# START OF Given entries

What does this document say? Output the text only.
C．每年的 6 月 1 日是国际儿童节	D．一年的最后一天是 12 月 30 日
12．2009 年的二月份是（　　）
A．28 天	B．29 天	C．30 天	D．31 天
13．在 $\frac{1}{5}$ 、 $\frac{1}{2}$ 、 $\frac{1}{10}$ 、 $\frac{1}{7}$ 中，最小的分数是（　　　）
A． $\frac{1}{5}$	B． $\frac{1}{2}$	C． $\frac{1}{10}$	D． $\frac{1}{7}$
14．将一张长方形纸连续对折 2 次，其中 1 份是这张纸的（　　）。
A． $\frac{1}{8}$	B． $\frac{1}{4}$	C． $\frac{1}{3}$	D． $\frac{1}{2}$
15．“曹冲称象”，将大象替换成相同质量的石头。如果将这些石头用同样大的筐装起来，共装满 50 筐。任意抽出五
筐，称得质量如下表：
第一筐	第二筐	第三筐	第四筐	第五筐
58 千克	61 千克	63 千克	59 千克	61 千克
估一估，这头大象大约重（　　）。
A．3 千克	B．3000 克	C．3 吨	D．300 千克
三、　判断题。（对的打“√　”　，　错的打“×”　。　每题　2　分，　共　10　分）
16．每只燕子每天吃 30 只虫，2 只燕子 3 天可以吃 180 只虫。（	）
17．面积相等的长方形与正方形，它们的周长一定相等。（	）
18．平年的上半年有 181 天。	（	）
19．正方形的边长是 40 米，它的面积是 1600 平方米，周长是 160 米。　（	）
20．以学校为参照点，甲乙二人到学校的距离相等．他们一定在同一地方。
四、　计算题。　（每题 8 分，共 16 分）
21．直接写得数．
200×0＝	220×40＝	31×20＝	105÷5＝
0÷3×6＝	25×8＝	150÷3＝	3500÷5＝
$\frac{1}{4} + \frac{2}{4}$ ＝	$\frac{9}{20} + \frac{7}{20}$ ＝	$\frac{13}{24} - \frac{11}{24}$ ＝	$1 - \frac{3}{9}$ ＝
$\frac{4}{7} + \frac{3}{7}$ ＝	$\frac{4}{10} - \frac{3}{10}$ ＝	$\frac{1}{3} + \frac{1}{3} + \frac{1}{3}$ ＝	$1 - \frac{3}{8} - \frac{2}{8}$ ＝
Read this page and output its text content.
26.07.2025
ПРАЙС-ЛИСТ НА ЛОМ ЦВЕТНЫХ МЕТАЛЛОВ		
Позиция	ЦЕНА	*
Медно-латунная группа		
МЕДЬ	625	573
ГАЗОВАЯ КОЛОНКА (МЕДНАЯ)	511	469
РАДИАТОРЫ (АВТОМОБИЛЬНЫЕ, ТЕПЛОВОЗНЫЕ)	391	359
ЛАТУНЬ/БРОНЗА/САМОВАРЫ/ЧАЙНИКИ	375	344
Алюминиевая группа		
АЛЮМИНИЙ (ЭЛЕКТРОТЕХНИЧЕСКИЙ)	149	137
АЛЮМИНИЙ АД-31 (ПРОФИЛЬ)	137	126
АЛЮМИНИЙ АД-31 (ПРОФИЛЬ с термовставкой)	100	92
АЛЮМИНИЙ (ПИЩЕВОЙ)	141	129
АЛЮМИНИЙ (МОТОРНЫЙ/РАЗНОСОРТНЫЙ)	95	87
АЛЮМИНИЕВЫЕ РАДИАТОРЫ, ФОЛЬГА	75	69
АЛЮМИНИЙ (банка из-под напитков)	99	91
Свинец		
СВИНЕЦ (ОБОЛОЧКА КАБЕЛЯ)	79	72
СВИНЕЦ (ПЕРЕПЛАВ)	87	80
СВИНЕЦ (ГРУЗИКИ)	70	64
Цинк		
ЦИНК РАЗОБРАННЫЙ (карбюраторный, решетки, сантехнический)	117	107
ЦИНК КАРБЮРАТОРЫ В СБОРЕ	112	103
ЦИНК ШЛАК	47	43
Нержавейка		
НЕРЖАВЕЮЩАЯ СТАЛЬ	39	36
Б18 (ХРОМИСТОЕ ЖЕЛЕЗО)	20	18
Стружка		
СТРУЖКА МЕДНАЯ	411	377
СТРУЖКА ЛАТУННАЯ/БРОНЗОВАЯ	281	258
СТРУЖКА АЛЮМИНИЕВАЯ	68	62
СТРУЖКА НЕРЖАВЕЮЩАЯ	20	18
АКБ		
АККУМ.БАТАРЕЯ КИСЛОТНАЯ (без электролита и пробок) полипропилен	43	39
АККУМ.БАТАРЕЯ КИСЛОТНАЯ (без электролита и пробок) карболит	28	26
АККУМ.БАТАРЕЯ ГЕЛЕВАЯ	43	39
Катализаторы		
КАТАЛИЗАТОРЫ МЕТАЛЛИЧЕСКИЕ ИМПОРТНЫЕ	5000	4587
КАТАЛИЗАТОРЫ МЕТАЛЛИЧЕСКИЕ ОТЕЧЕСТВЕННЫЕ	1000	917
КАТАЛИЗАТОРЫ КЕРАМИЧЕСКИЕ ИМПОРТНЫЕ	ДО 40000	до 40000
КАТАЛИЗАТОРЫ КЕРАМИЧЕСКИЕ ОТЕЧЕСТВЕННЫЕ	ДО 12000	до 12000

# END OF Given entries

*Requirement*:
Exactly as written, give the line containing "Read this page and output its text content." and all remaining lines of the records.

*Exercise solution*:
Read this page and output its text content.
26.07.2025
ПРАЙС-ЛИСТ НА ЛОМ ЦВЕТНЫХ МЕТАЛЛОВ		
Позиция	ЦЕНА	*
Медно-латунная группа		
МЕДЬ	625	573
ГАЗОВАЯ КОЛОНКА (МЕДНАЯ)	511	469
РАДИАТОРЫ (АВТОМОБИЛЬНЫЕ, ТЕПЛОВОЗНЫЕ)	391	359
ЛАТУНЬ/БРОНЗА/САМОВАРЫ/ЧАЙНИКИ	375	344
Алюминиевая группа		
АЛЮМИНИЙ (ЭЛЕКТРОТЕХНИЧЕСКИЙ)	149	137
АЛЮМИНИЙ АД-31 (ПРОФИЛЬ)	137	126
АЛЮМИНИЙ АД-31 (ПРОФИЛЬ с термовставкой)	100	92
АЛЮМИНИЙ (ПИЩЕВОЙ)	141	129
АЛЮМИНИЙ (МОТОРНЫЙ/РАЗНОСОРТНЫЙ)	95	87
АЛЮМИНИЕВЫЕ РАДИАТОРЫ, ФОЛЬГА	75	69
АЛЮМИНИЙ (банка из-под напитков)	99	91
Свинец		
СВИНЕЦ (ОБОЛОЧКА КАБЕЛЯ)	79	72
СВИНЕЦ (ПЕРЕПЛАВ)	87	80
СВИНЕЦ (ГРУЗИКИ)	70	64
Цинк		
ЦИНК РАЗОБРАННЫЙ (карбюраторный, решетки, сантехнический)	117	107
ЦИНК КАРБЮРАТОРЫ В СБОРЕ	112	103
ЦИНК ШЛАК	47	43
Нержавейка		
НЕРЖАВЕЮЩАЯ СТАЛЬ	39	36
Б18 (ХРОМИСТОЕ ЖЕЛЕЗО)	20	18
Стружка		
СТРУЖКА МЕДНАЯ	411	377
СТРУЖКА ЛАТУННАЯ/БРОНЗОВАЯ	281	258
СТРУЖКА АЛЮМИНИЕВАЯ	68	62
СТРУЖКА НЕРЖАВЕЮЩАЯ	20	18
АКБ		
АККУМ.БАТАРЕЯ КИСЛОТНАЯ (без электролита и пробок) полипропилен	43	39
АККУМ.БАТАРЕЯ КИСЛОТНАЯ (без электролита и пробок) карболит	28	26
АККУМ.БАТАРЕЯ ГЕЛЕВАЯ	43	39
Катализаторы		
КАТАЛИЗАТОРЫ МЕТАЛЛИЧЕСКИЕ ИМПОРТНЫЕ	5000	4587
КАТАЛИЗАТОРЫ МЕТАЛЛИЧЕСКИЕ ОТЕЧЕСТВЕННЫЕ	1000	917
КАТАЛИЗАТОРЫ КЕРАМИЧЕСКИЕ ИМПОРТНЫЕ	ДО 40000	до 40000
КАТАЛИЗАТОРЫ КЕРАМИЧЕСКИЕ ОТЕЧЕСТВЕННЫЕ	ДО 12000	до 12000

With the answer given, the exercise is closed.